(Records excerpted from a collection)
§ §

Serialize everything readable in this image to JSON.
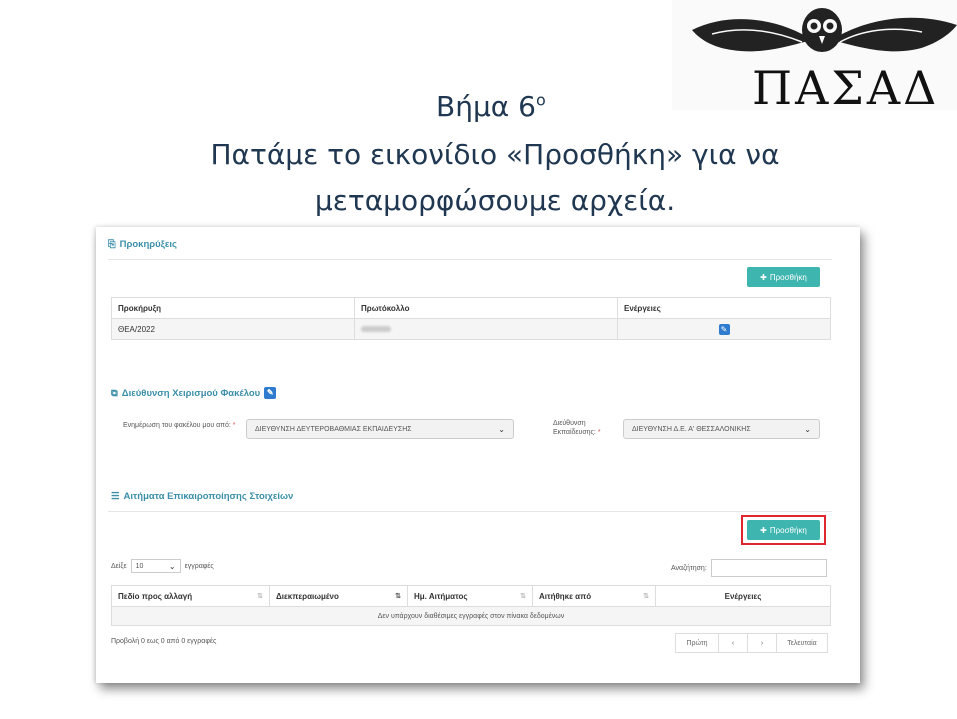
{
  "slide": {
    "step": "Βήμα 6",
    "step_sup": "ο",
    "line2": "Πατάμε το εικονίδιο «Προσθήκη» για να",
    "line3": "μεταμορφώσουμε αρχεία.",
    "logo_text": "ΠΑΣΑΔ"
  },
  "announcements": {
    "title": "Προκηρύξεις",
    "add_button": "Προσθήκη",
    "columns": [
      "Προκήρυξη",
      "Πρωτόκολλο",
      "Ενέργειες"
    ],
    "rows": [
      {
        "announcement": "ΘΕΑ/2022"
      }
    ]
  },
  "folder_management": {
    "title": "Διεύθυνση Χειρισμού Φακέλου",
    "field1_label": "Ενημέρωση του φακέλου μου από:",
    "field1_value": "ΔΙΕΥΘΥΝΣΗ ΔΕΥΤΕΡΟΒΑΘΜΙΑΣ ΕΚΠΑΙΔΕΥΣΗΣ",
    "field2_label": "Διεύθυνση Εκπαίδευσης:",
    "field2_value": "ΔΙΕΥΘΥΝΣΗ Δ.Ε. Α' ΘΕΣΣΑΛΟΝΙΚΗΣ",
    "required_mark": "*"
  },
  "update_requests": {
    "title": "Αιτήματα Επικαιροποίησης Στοιχείων",
    "add_button": "Προσθήκη",
    "show_label": "Δείξε",
    "page_size": "10",
    "entries_label": "εγγραφές",
    "search_label": "Αναζήτηση:",
    "columns": [
      "Πεδίο προς αλλαγή",
      "Διεκπεραιωμένο",
      "Ημ. Αιτήματος",
      "Αιτήθηκε από",
      "Ενέργειες"
    ],
    "empty_message": "Δεν υπάρχουν διαθέσιμες εγγραφές στον πίνακα δεδομένων",
    "info": "Προβολή 0 εως 0 από 0 εγγραφές",
    "pager": {
      "first": "Πρώτη",
      "prev": "‹",
      "next": "›",
      "last": "Τελευταία"
    }
  },
  "colors": {
    "accent": "#3fb5b0",
    "title": "#1f3750",
    "highlight": "#e0262e"
  }
}
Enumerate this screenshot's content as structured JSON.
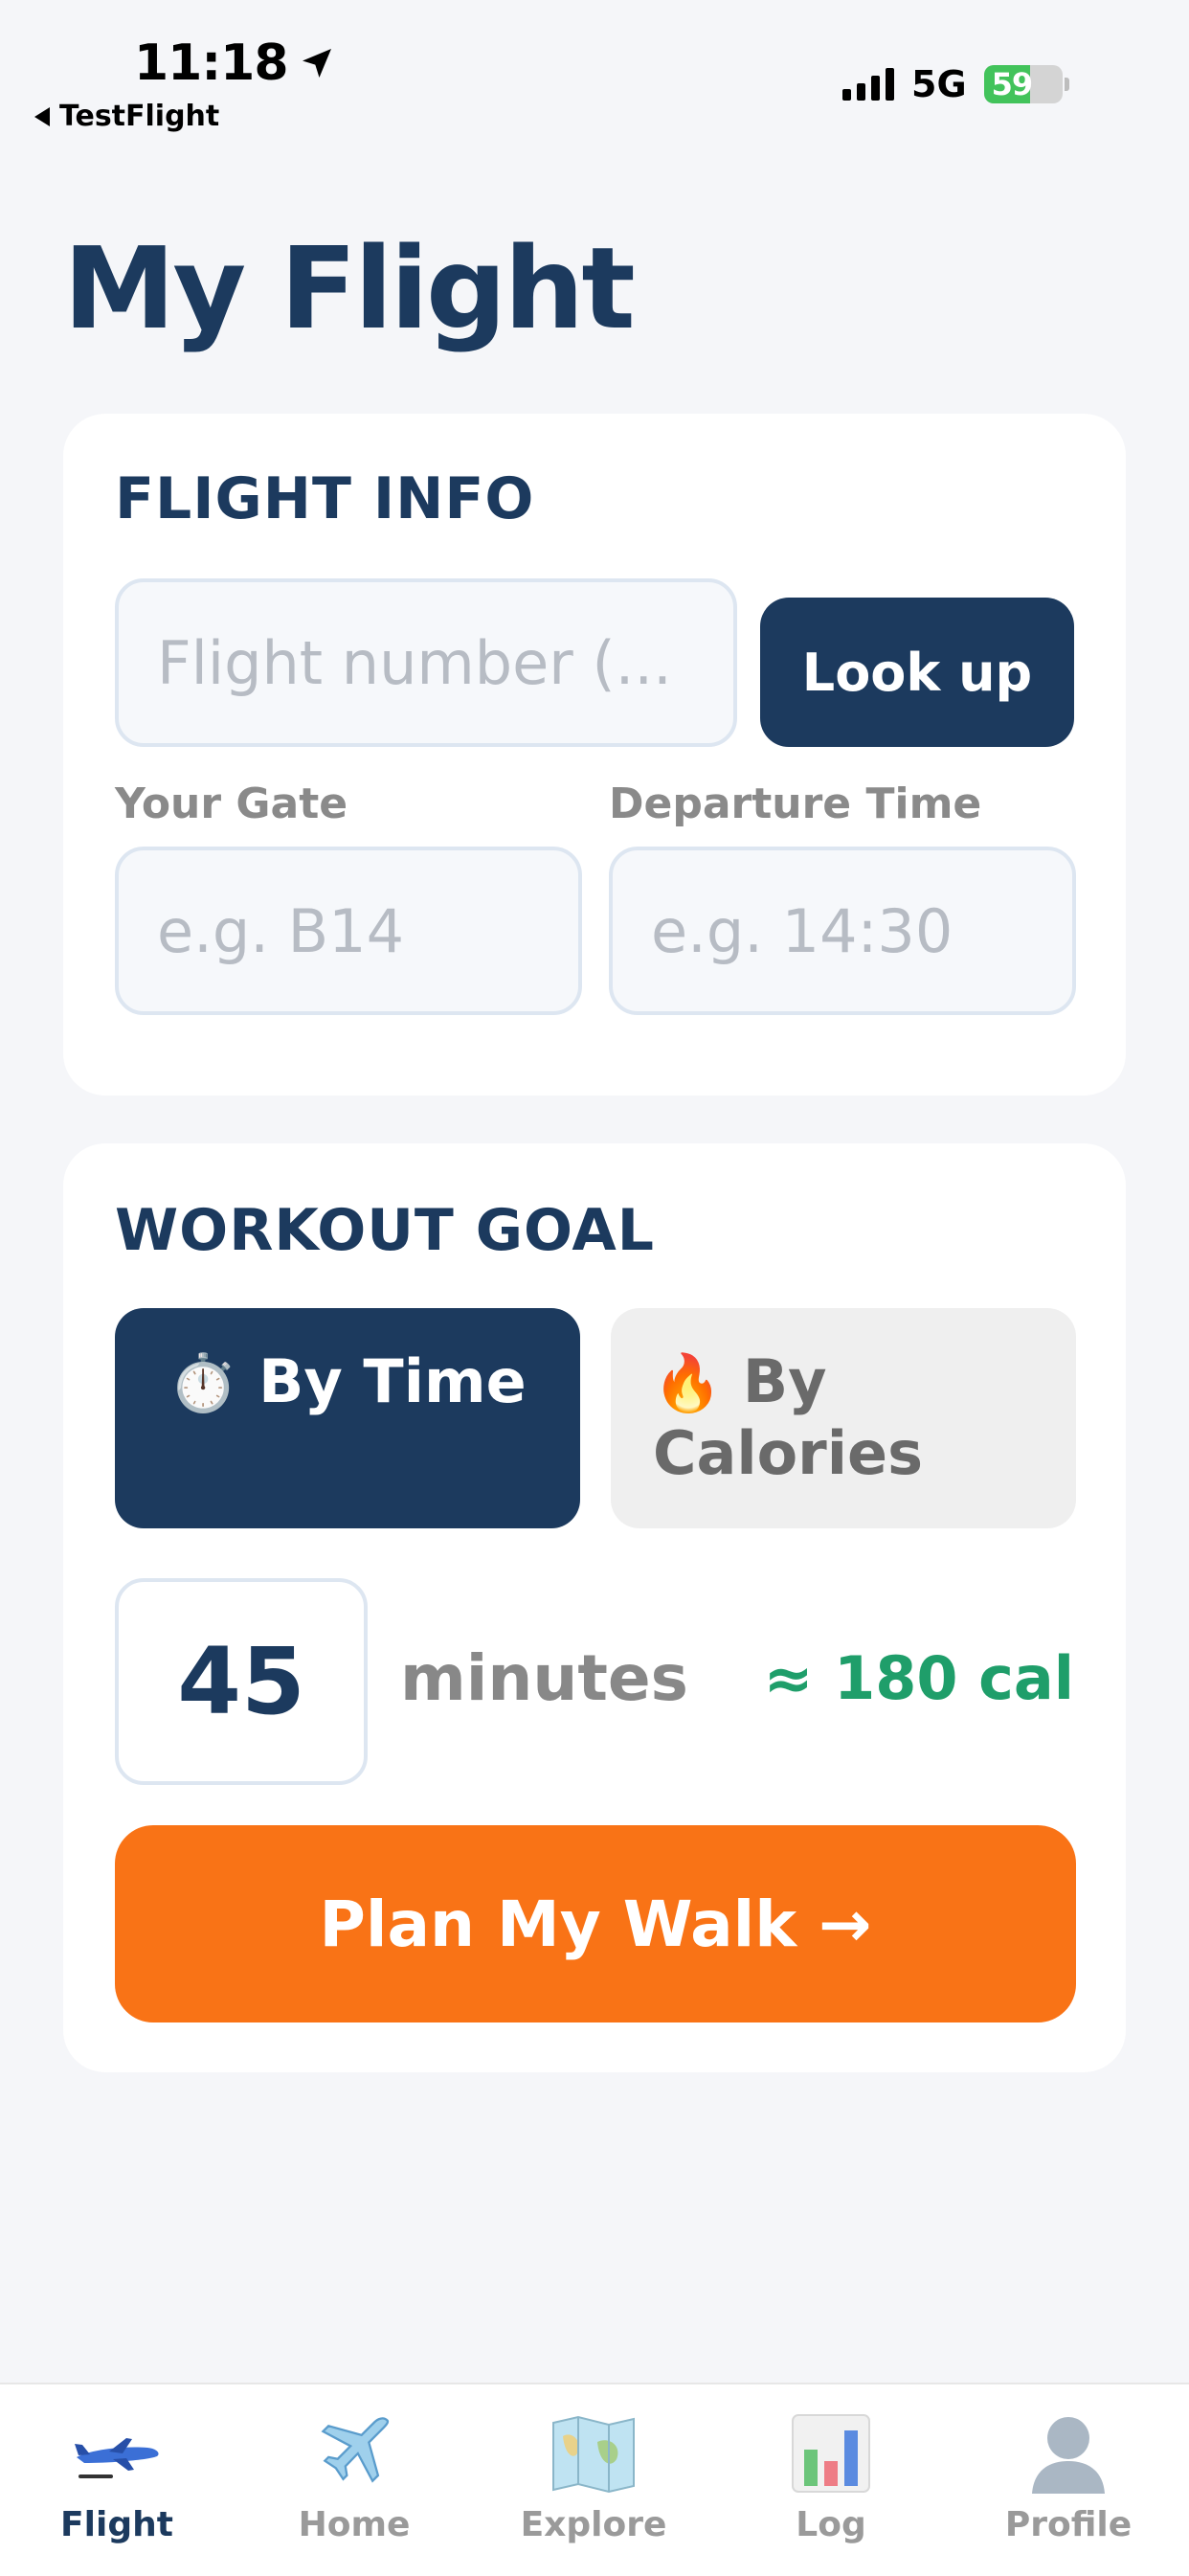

§ §

→ What to do
Which lines in the data above contain "this"? Show each one.

→ Problem solution
Serialize everything readable in this image to JSON.
Enumerate this screenshot's content as structured JSON.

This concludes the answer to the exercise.